> [WORK REQUIRED]:
Repeat the data that follows, word for word, without the images.

> [DATASET RECORDS]:
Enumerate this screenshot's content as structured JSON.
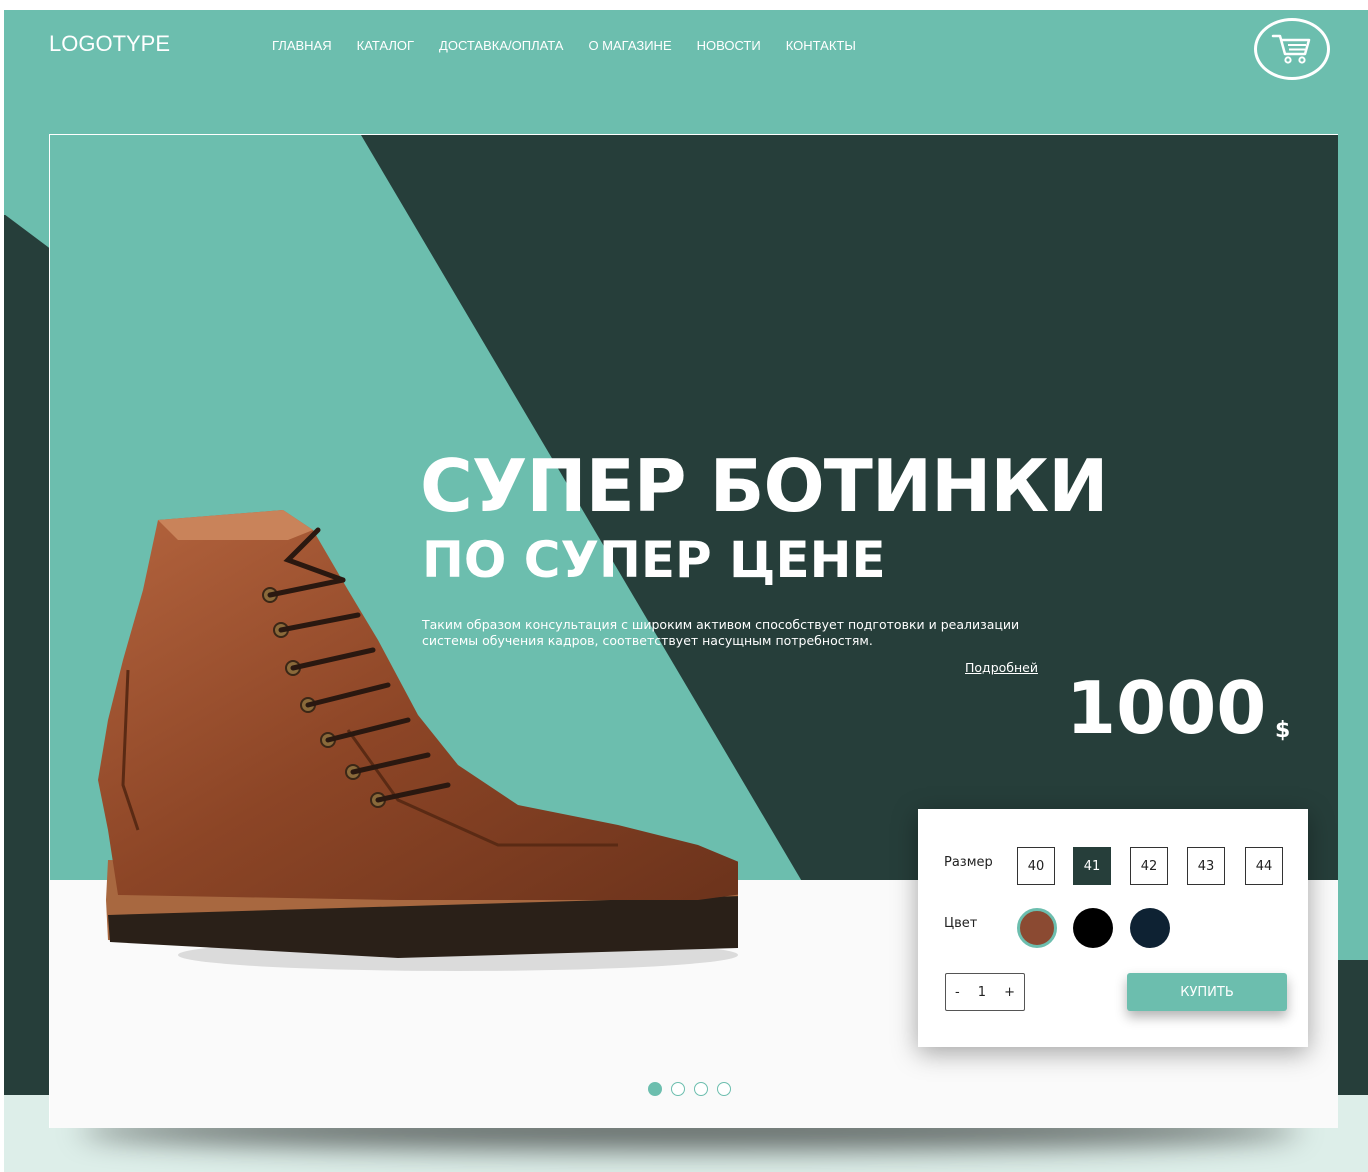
{
  "header": {
    "logo": "LOGOTYPE",
    "nav": [
      "ГЛАВНАЯ",
      "КАТАЛОГ",
      "ДОСТАВКА/ОПЛАТА",
      "О МАГАЗИНЕ",
      "НОВОСТИ",
      "КОНТАКТЫ"
    ],
    "cart_icon": "cart-icon"
  },
  "hero": {
    "title": "СУПЕР БОТИНКИ",
    "subtitle": "ПО СУПЕР ЦЕНЕ",
    "description": "Таким образом консультация с широким активом способствует подготовки и реализации системы обучения кадров, соответствует насущным потребностям.",
    "more_link": "Подробней",
    "price": "1000",
    "currency": "$"
  },
  "order_panel": {
    "size_label": "Размер",
    "sizes": [
      "40",
      "41",
      "42",
      "43",
      "44"
    ],
    "selected_size": "41",
    "color_label": "Цвет",
    "colors": [
      "#8b4a32",
      "#000000",
      "#0e2233"
    ],
    "selected_color": "#8b4a32",
    "quantity": {
      "minus": "-",
      "value": "1",
      "plus": "+"
    },
    "buy_label": "КУПИТЬ"
  },
  "slider": {
    "count": 4,
    "active": 0
  },
  "colors": {
    "teal": "#6cbeae",
    "dark_green": "#263e3a",
    "light": "#fafafa"
  }
}
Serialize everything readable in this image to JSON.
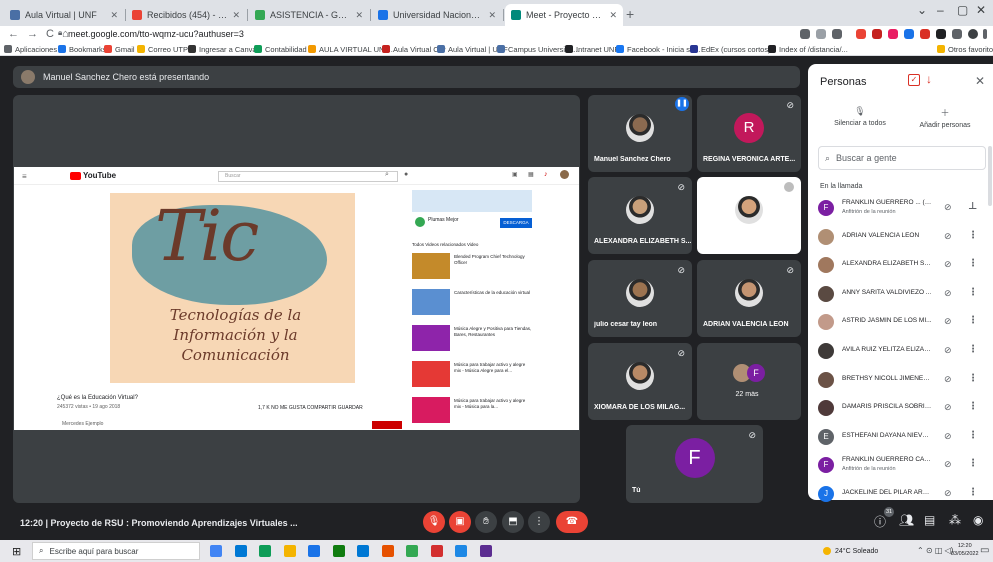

> [TASK RESULT]:
Enumerate this screenshot's content as structured JSON.
{
  "header": {
    "logo": "LOGOTYPE",
    "nav": [
      "ГЛАВНАЯ",
      "КАТАЛОГ",
      "ДОСТАВКА/ОПЛАТА",
      "О МАГАЗИНЕ",
      "НОВОСТИ",
      "КОНТАКТЫ"
    ],
    "cart_icon": "cart-icon"
  },
  "hero": {
    "title": "СУПЕР БОТИНКИ",
    "subtitle": "ПО СУПЕР ЦЕНЕ",
    "description": "Таким образом консультация с широким активом способствует подготовки и реализации системы обучения кадров, соответствует насущным потребностям.",
    "more_link": "Подробней",
    "price": "1000",
    "currency": "$"
  },
  "order_panel": {
    "size_label": "Размер",
    "sizes": [
      "40",
      "41",
      "42",
      "43",
      "44"
    ],
    "selected_size": "41",
    "color_label": "Цвет",
    "colors": [
      "#8b4a32",
      "#000000",
      "#0e2233"
    ],
    "selected_color": "#8b4a32",
    "quantity": {
      "minus": "-",
      "value": "1",
      "plus": "+"
    },
    "buy_label": "КУПИТЬ"
  },
  "slider": {
    "count": 4,
    "active": 0
  },
  "colors": {
    "teal": "#6cbeae",
    "dark_green": "#263e3a",
    "light": "#fafafa"
  }
}
Serialize everything readable in this image to JSON.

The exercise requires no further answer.